**Work instructions:**
Copy the lines below as they are; omit the images they contain.

**Task inputs:**

_ _ _ _ _

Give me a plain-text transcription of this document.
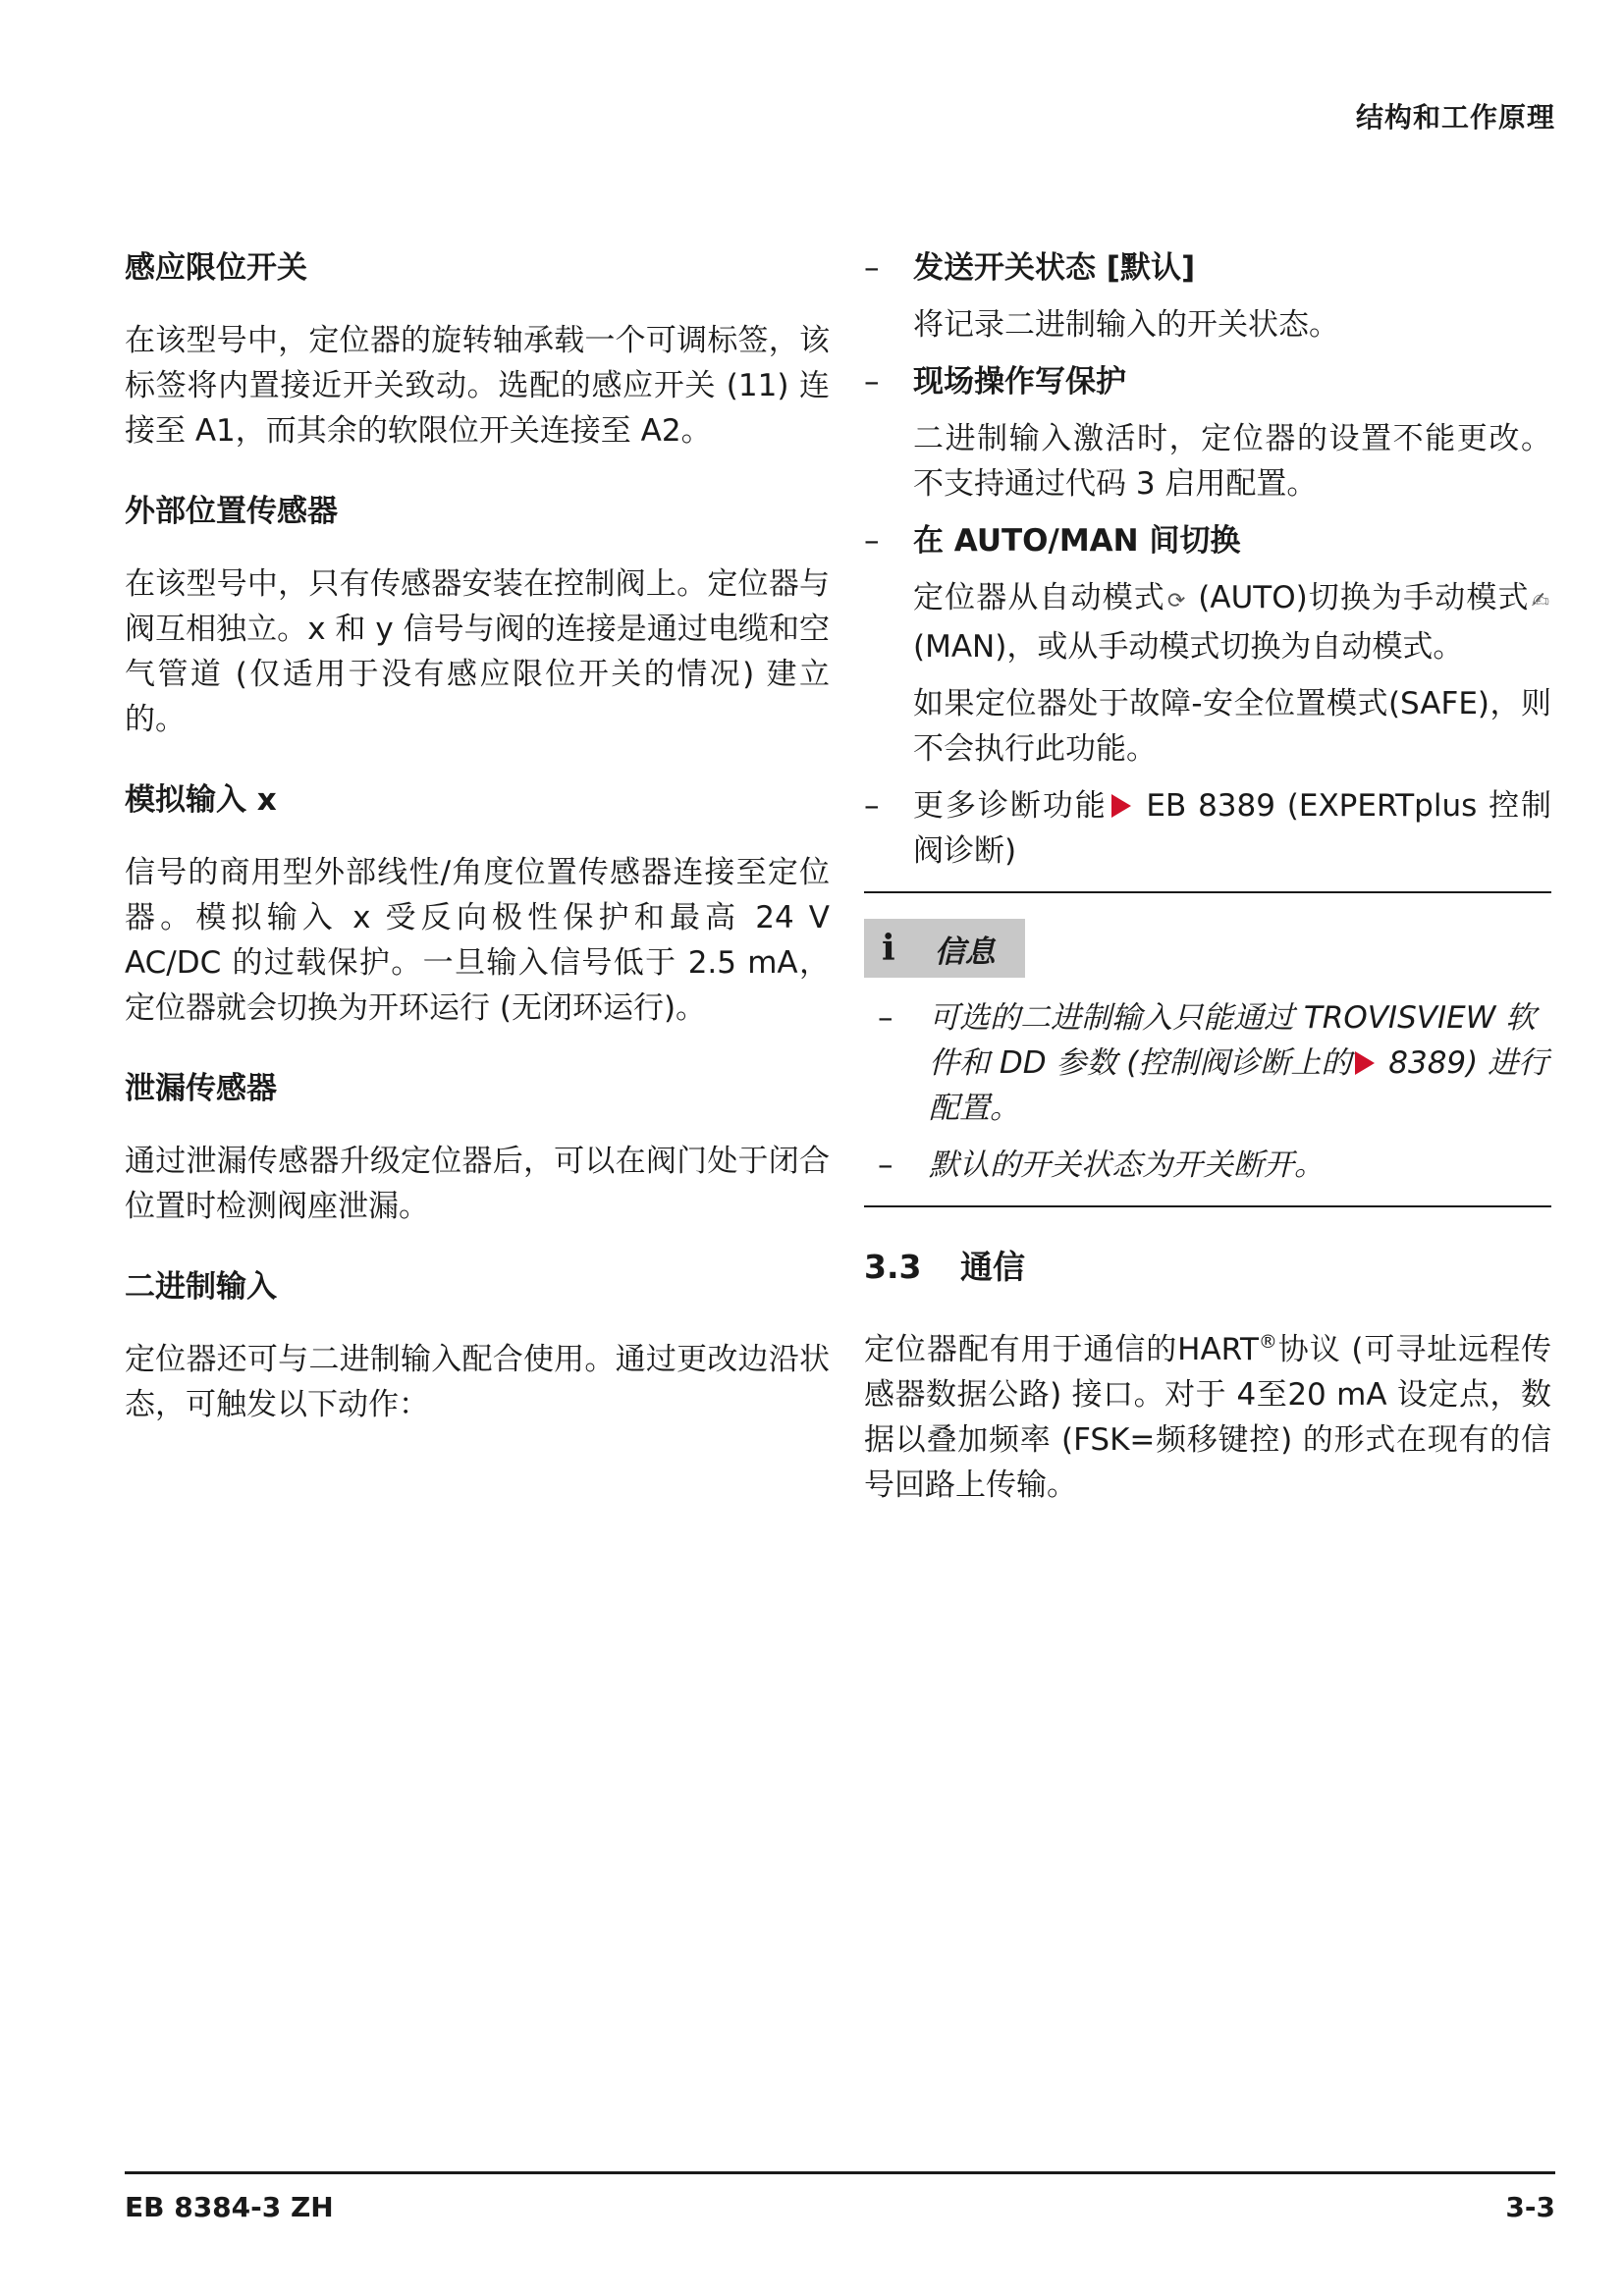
结构和工作原理
感应限位开关
在该型号中，定位器的旋转轴承载一个可调标签，该标签将内置接近开关致动。选配的感应开关 (11) 连接至 A1，而其余的软限位开关连接至 A2。
外部位置传感器
在该型号中，只有传感器安装在控制阀上。定位器与阀互相独立。x 和 y 信号与阀的连接是通过电缆和空气管道 (仅适用于没有感应限位开关的情况) 建立的。
模拟输入 x
信号的商用型外部线性/角度位置传感器连接至定位器。模拟输入 x 受反向极性保护和最高 24 V AC/DC 的过载保护。一旦输入信号低于 2.5 mA，定位器就会切换为开环运行 (无闭环运行)。
泄漏传感器
通过泄漏传感器升级定位器后，可以在阀门处于闭合位置时检测阀座泄漏。
二进制输入
定位器还可与二进制输入配合使用。通过更改边沿状态，可触发以下动作：
– 发送开关状态 [默认]
将记录二进制输入的开关状态。
– 现场操作写保护
二进制输入激活时，定位器的设置不能更改。不支持通过代码 3 启用配置。
– 在 AUTO/MAN 间切换
定位器从自动模式⟳ (AUTO)切换为手动模式✍(MAN)，或从手动模式切换为自动模式。
如果定位器处于故障-安全位置模式(SAFE)，则不会执行此功能。
– 更多诊断功能 EB 8389 (EXPERTplus 控制阀诊断)
i 信息
– 可选的二进制输入只能通过 TROVISVIEW 软件和 DD 参数 (控制阀诊断上的 8389) 进行配置。
– 默认的开关状态为开关断开。
3.3 通信
定位器配有用于通信的HART®协议 (可寻址远程传感器数据公路) 接口。对于 4至20 mA 设定点，数据以叠加频率 (FSK=频移键控) 的形式在现有的信号回路上传输。
EB 8384-3 ZH	3-3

_ _ _ _ _

**Solution to this task:**
Give me a plain-text transcription of this document.
结构和工作原理
感应限位开关
在该型号中，定位器的旋转轴承载一个可调标签，该标签将内置接近开关致动。选配的感应开关 (11) 连接至 A1，而其余的软限位开关连接至 A2。
外部位置传感器
在该型号中，只有传感器安装在控制阀上。定位器与阀互相独立。x 和 y 信号与阀的连接是通过电缆和空气管道 (仅适用于没有感应限位开关的情况) 建立的。
模拟输入 x
信号的商用型外部线性/角度位置传感器连接至定位器。模拟输入 x 受反向极性保护和最高 24 V AC/DC 的过载保护。一旦输入信号低于 2.5 mA，定位器就会切换为开环运行 (无闭环运行)。
泄漏传感器
通过泄漏传感器升级定位器后，可以在阀门处于闭合位置时检测阀座泄漏。
二进制输入
定位器还可与二进制输入配合使用。通过更改边沿状态，可触发以下动作：
– 发送开关状态 [默认]
将记录二进制输入的开关状态。
– 现场操作写保护
二进制输入激活时，定位器的设置不能更改。不支持通过代码 3 启用配置。
– 在 AUTO/MAN 间切换
定位器从自动模式⟳ (AUTO)切换为手动模式✍(MAN)，或从手动模式切换为自动模式。
如果定位器处于故障-安全位置模式(SAFE)，则不会执行此功能。
– 更多诊断功能 EB 8389 (EXPERTplus 控制阀诊断)
i 信息
– 可选的二进制输入只能通过 TROVISVIEW 软件和 DD 参数 (控制阀诊断上的 8389) 进行配置。
– 默认的开关状态为开关断开。
3.3 通信
定位器配有用于通信的HART®协议 (可寻址远程传感器数据公路) 接口。对于 4至20 mA 设定点，数据以叠加频率 (FSK=频移键控) 的形式在现有的信号回路上传输。
EB 8384-3 ZH	3-3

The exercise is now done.